— START OF Records to use —
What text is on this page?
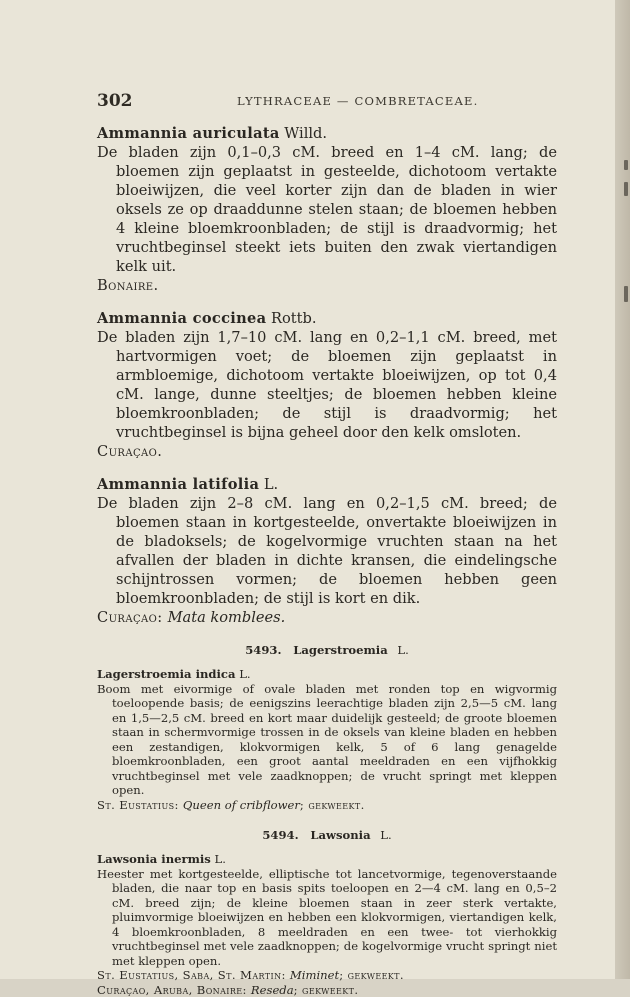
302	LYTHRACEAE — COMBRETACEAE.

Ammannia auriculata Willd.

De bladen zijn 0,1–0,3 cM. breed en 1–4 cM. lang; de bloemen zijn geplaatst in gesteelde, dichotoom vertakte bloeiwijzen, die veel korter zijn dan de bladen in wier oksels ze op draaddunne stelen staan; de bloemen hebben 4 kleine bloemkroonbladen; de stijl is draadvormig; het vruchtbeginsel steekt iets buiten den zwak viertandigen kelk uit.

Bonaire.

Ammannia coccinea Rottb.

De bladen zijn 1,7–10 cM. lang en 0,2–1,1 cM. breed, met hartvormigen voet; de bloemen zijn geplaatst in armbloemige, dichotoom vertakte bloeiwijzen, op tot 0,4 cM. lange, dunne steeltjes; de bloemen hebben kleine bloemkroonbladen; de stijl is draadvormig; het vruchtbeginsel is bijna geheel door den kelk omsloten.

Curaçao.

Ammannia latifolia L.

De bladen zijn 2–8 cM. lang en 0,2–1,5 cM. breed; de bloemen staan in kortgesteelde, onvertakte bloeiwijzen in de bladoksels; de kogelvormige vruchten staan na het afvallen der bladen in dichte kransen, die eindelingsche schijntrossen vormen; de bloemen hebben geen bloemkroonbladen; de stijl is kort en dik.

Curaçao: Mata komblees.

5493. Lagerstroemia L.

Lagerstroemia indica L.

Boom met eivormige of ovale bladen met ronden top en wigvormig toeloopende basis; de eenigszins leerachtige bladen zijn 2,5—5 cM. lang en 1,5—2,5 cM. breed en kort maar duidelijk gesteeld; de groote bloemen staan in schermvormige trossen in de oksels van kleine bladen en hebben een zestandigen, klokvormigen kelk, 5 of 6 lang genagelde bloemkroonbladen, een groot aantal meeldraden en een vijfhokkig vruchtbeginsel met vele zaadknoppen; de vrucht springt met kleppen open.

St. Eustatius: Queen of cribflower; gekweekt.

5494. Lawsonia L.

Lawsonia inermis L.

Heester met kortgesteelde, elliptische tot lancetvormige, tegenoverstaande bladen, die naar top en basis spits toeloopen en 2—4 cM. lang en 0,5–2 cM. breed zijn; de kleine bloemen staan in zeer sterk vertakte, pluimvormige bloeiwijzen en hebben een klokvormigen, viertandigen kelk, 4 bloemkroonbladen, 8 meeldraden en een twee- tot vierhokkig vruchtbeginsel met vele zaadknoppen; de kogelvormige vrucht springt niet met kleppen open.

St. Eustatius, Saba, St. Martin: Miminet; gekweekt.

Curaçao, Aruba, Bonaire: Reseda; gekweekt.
— END OF Records to use —
— START OF Records to use —
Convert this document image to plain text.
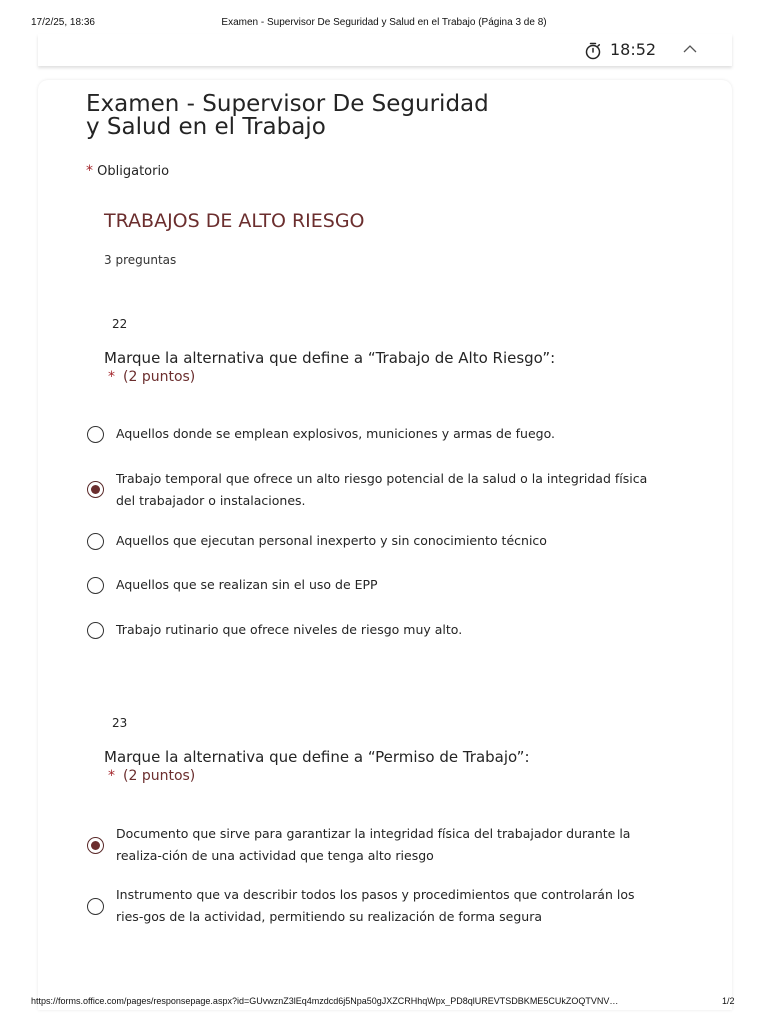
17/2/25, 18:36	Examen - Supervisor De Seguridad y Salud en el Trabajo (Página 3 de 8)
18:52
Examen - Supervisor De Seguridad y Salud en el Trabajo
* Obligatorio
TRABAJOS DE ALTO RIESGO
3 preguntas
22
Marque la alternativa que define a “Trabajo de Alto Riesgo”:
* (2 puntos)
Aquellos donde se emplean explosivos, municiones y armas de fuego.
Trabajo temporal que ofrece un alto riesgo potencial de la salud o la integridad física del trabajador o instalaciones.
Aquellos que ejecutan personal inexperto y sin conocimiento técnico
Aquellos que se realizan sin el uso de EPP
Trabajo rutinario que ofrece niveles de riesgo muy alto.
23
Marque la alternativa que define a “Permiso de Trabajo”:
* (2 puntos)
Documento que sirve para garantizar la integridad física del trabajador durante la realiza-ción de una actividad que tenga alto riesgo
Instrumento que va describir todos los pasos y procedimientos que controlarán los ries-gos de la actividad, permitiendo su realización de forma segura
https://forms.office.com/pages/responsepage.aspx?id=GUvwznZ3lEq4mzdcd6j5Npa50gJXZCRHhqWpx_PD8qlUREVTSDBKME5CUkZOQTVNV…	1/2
— END OF Records to use —
Extract each line from the listing that holds the word "Aquellos".

Aquellos donde se emplean explosivos, municiones y armas de fuego.
Aquellos que ejecutan personal inexperto y sin conocimiento técnico
Aquellos que se realizan sin el uso de EPP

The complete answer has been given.